Output all of the records exactly as written.

┌─ Excerpted data

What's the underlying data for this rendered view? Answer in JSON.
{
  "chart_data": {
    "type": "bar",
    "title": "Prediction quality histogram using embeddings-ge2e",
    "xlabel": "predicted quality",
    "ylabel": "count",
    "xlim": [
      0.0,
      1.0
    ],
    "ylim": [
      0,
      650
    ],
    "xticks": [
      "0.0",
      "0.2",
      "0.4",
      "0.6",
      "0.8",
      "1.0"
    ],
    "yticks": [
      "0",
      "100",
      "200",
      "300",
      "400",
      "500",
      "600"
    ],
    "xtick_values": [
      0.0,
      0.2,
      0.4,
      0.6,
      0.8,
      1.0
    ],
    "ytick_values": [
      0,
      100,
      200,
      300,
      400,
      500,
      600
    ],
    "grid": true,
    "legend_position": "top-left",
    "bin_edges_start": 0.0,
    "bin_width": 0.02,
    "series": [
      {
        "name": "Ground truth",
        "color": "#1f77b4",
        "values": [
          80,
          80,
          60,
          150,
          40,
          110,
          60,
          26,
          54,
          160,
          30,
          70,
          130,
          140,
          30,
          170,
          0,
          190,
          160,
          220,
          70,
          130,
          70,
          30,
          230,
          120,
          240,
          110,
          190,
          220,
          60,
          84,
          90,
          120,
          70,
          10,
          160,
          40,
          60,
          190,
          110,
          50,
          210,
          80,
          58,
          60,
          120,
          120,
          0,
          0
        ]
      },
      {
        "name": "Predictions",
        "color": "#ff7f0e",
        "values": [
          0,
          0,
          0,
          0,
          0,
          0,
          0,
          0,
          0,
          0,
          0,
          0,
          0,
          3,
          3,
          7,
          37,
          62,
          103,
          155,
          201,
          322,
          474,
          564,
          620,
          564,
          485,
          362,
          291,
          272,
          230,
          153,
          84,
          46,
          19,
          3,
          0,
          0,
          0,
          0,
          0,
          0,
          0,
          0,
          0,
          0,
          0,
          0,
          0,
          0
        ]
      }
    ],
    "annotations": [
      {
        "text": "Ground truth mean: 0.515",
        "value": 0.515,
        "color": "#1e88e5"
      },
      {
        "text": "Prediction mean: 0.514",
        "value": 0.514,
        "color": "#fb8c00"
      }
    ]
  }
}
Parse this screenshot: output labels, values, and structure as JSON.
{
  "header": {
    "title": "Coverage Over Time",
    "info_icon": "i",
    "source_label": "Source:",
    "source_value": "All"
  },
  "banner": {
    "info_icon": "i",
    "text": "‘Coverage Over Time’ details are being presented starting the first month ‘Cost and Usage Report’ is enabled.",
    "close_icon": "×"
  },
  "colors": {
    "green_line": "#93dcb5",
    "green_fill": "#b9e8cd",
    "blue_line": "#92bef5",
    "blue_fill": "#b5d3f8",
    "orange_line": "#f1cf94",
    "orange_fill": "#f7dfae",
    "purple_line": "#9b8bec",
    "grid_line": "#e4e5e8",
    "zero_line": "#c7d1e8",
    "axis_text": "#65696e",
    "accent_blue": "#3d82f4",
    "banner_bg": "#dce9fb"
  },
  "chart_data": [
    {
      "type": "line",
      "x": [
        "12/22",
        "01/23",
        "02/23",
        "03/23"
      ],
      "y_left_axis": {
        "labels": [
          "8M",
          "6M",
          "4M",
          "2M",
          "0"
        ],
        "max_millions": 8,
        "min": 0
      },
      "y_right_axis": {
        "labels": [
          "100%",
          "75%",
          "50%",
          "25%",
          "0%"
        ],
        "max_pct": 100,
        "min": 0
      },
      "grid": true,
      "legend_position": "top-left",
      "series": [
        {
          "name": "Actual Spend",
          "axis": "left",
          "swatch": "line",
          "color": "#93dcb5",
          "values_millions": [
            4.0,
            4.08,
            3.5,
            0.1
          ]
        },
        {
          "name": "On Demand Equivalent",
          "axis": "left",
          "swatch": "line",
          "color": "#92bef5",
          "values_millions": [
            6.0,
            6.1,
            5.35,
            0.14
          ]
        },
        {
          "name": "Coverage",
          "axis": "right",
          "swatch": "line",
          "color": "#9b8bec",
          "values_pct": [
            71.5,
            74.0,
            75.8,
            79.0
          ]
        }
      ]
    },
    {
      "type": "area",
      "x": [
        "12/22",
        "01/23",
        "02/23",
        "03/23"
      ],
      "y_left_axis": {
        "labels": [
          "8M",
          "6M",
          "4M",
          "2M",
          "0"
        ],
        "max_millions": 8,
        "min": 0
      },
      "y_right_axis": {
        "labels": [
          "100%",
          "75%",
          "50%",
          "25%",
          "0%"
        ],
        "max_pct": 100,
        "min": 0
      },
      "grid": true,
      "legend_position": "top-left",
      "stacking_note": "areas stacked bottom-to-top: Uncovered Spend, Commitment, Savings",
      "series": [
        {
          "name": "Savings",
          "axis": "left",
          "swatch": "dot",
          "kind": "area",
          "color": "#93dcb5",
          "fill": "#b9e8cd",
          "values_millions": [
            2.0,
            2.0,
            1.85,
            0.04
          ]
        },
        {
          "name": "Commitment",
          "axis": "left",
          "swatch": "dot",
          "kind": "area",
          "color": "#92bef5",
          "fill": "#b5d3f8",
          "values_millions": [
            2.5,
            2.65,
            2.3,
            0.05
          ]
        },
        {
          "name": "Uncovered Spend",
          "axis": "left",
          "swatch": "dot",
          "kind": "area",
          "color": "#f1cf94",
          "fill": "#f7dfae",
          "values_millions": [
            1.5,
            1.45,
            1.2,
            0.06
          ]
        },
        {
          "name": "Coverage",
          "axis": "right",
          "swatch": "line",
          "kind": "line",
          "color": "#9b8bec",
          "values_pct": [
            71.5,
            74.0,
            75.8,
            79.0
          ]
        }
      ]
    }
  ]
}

└─

■ **Exercise result**:
What's the underlying data for this rendered view? Answer in JSON.
{
  "chart_data": {
    "type": "bar",
    "title": "Prediction quality histogram using embeddings-ge2e",
    "xlabel": "predicted quality",
    "ylabel": "count",
    "xlim": [
      0.0,
      1.0
    ],
    "ylim": [
      0,
      650
    ],
    "xticks": [
      "0.0",
      "0.2",
      "0.4",
      "0.6",
      "0.8",
      "1.0"
    ],
    "yticks": [
      "0",
      "100",
      "200",
      "300",
      "400",
      "500",
      "600"
    ],
    "xtick_values": [
      0.0,
      0.2,
      0.4,
      0.6,
      0.8,
      1.0
    ],
    "ytick_values": [
      0,
      100,
      200,
      300,
      400,
      500,
      600
    ],
    "grid": true,
    "legend_position": "top-left",
    "bin_edges_start": 0.0,
    "bin_width": 0.02,
    "series": [
      {
        "name": "Ground truth",
        "color": "#1f77b4",
        "values": [
          80,
          80,
          60,
          150,
          40,
          110,
          60,
          26,
          54,
          160,
          30,
          70,
          130,
          140,
          30,
          170,
          0,
          190,
          160,
          220,
          70,
          130,
          70,
          30,
          230,
          120,
          240,
          110,
          190,
          220,
          60,
          84,
          90,
          120,
          70,
          10,
          160,
          40,
          60,
          190,
          110,
          50,
          210,
          80,
          58,
          60,
          120,
          120,
          0,
          0
        ]
      },
      {
        "name": "Predictions",
        "color": "#ff7f0e",
        "values": [
          0,
          0,
          0,
          0,
          0,
          0,
          0,
          0,
          0,
          0,
          0,
          0,
          0,
          3,
          3,
          7,
          37,
          62,
          103,
          155,
          201,
          322,
          474,
          564,
          620,
          564,
          485,
          362,
          291,
          272,
          230,
          153,
          84,
          46,
          19,
          3,
          0,
          0,
          0,
          0,
          0,
          0,
          0,
          0,
          0,
          0,
          0,
          0,
          0,
          0
        ]
      }
    ],
    "annotations": [
      {
        "text": "Ground truth mean: 0.515",
        "value": 0.515,
        "color": "#1e88e5"
      },
      {
        "text": "Prediction mean: 0.514",
        "value": 0.514,
        "color": "#fb8c00"
      }
    ]
  }
}
Parse this screenshot: output labels, values, and structure as JSON.
{
  "header": {
    "title": "Coverage Over Time",
    "info_icon": "i",
    "source_label": "Source:",
    "source_value": "All"
  },
  "banner": {
    "info_icon": "i",
    "text": "‘Coverage Over Time’ details are being presented starting the first month ‘Cost and Usage Report’ is enabled.",
    "close_icon": "×"
  },
  "colors": {
    "green_line": "#93dcb5",
    "green_fill": "#b9e8cd",
    "blue_line": "#92bef5",
    "blue_fill": "#b5d3f8",
    "orange_line": "#f1cf94",
    "orange_fill": "#f7dfae",
    "purple_line": "#9b8bec",
    "grid_line": "#e4e5e8",
    "zero_line": "#c7d1e8",
    "axis_text": "#65696e",
    "accent_blue": "#3d82f4",
    "banner_bg": "#dce9fb"
  },
  "chart_data": [
    {
      "type": "line",
      "x": [
        "12/22",
        "01/23",
        "02/23",
        "03/23"
      ],
      "y_left_axis": {
        "labels": [
          "8M",
          "6M",
          "4M",
          "2M",
          "0"
        ],
        "max_millions": 8,
        "min": 0
      },
      "y_right_axis": {
        "labels": [
          "100%",
          "75%",
          "50%",
          "25%",
          "0%"
        ],
        "max_pct": 100,
        "min": 0
      },
      "grid": true,
      "legend_position": "top-left",
      "series": [
        {
          "name": "Actual Spend",
          "axis": "left",
          "swatch": "line",
          "color": "#93dcb5",
          "values_millions": [
            4.0,
            4.08,
            3.5,
            0.1
          ]
        },
        {
          "name": "On Demand Equivalent",
          "axis": "left",
          "swatch": "line",
          "color": "#92bef5",
          "values_millions": [
            6.0,
            6.1,
            5.35,
            0.14
          ]
        },
        {
          "name": "Coverage",
          "axis": "right",
          "swatch": "line",
          "color": "#9b8bec",
          "values_pct": [
            71.5,
            74.0,
            75.8,
            79.0
          ]
        }
      ]
    },
    {
      "type": "area",
      "x": [
        "12/22",
        "01/23",
        "02/23",
        "03/23"
      ],
      "y_left_axis": {
        "labels": [
          "8M",
          "6M",
          "4M",
          "2M",
          "0"
        ],
        "max_millions": 8,
        "min": 0
      },
      "y_right_axis": {
        "labels": [
          "100%",
          "75%",
          "50%",
          "25%",
          "0%"
        ],
        "max_pct": 100,
        "min": 0
      },
      "grid": true,
      "legend_position": "top-left",
      "stacking_note": "areas stacked bottom-to-top: Uncovered Spend, Commitment, Savings",
      "series": [
        {
          "name": "Savings",
          "axis": "left",
          "swatch": "dot",
          "kind": "area",
          "color": "#93dcb5",
          "fill": "#b9e8cd",
          "values_millions": [
            2.0,
            2.0,
            1.85,
            0.04
          ]
        },
        {
          "name": "Commitment",
          "axis": "left",
          "swatch": "dot",
          "kind": "area",
          "color": "#92bef5",
          "fill": "#b5d3f8",
          "values_millions": [
            2.5,
            2.65,
            2.3,
            0.05
          ]
        },
        {
          "name": "Uncovered Spend",
          "axis": "left",
          "swatch": "dot",
          "kind": "area",
          "color": "#f1cf94",
          "fill": "#f7dfae",
          "values_millions": [
            1.5,
            1.45,
            1.2,
            0.06
          ]
        },
        {
          "name": "Coverage",
          "axis": "right",
          "swatch": "line",
          "kind": "line",
          "color": "#9b8bec",
          "values_pct": [
            71.5,
            74.0,
            75.8,
            79.0
          ]
        }
      ]
    }
  ]
}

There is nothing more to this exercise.